### The input

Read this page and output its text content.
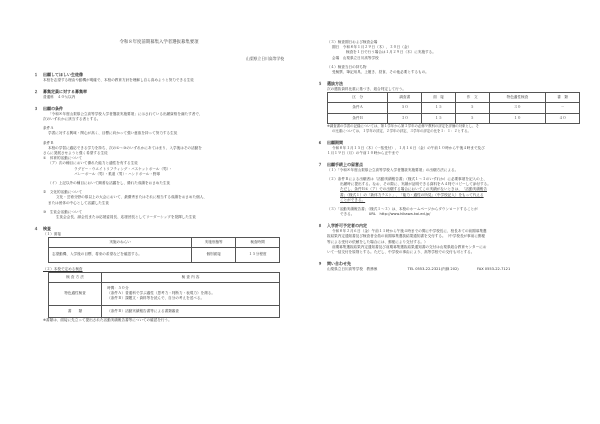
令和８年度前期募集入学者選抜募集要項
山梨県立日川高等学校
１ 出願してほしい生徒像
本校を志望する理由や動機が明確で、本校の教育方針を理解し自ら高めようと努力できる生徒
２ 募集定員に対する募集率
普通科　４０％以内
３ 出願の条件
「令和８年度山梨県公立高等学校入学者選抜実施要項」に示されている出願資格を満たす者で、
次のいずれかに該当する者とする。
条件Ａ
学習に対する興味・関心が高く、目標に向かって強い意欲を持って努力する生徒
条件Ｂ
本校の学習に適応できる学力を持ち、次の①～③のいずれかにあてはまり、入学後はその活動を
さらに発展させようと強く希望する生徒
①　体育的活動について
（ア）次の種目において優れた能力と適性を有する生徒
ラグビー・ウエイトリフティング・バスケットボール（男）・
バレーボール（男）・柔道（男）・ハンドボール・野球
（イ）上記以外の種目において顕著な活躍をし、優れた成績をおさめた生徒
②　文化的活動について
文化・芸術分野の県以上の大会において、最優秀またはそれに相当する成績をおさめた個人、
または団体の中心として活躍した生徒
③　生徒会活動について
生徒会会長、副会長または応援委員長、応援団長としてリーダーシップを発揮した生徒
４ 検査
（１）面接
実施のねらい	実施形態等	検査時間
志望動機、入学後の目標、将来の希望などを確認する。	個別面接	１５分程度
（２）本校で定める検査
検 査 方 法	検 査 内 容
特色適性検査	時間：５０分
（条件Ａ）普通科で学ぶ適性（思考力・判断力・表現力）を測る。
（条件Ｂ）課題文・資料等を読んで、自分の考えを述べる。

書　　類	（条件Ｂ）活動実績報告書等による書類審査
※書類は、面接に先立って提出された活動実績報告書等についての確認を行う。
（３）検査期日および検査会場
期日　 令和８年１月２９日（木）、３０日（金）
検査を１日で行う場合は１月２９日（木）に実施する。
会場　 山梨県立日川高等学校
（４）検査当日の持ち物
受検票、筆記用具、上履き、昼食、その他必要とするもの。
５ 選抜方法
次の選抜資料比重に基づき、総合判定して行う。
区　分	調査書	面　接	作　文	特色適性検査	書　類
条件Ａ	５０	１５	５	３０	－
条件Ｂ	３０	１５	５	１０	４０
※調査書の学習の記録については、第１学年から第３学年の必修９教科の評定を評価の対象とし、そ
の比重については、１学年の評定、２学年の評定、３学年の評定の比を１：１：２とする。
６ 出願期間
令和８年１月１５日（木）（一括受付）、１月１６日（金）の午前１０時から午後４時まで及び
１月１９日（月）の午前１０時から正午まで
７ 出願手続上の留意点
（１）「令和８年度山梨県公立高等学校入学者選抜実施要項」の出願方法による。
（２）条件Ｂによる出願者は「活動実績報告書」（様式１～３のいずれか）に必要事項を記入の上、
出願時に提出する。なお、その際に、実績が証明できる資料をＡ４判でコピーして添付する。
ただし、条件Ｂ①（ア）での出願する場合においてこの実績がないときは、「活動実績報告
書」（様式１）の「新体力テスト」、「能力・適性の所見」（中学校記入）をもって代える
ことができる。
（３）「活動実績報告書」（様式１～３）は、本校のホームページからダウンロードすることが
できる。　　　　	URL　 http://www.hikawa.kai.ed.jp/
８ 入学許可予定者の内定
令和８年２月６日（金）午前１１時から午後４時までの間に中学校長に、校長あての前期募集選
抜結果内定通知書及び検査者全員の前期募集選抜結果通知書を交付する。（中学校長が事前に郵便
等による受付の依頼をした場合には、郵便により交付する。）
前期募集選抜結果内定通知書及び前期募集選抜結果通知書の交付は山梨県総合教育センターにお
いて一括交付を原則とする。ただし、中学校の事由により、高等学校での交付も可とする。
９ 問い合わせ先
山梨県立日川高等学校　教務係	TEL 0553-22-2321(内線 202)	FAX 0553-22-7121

######

▸ What you have to do
Where a line above holds the string "山梨県立日川高等学校", show that line.

▸ Exercise answer
山梨県立日川高等学校
会場　 山梨県立日川高等学校
山梨県立日川高等学校　教務係	TEL 0553-22-2321(内線 202)	FAX 0553-22-7121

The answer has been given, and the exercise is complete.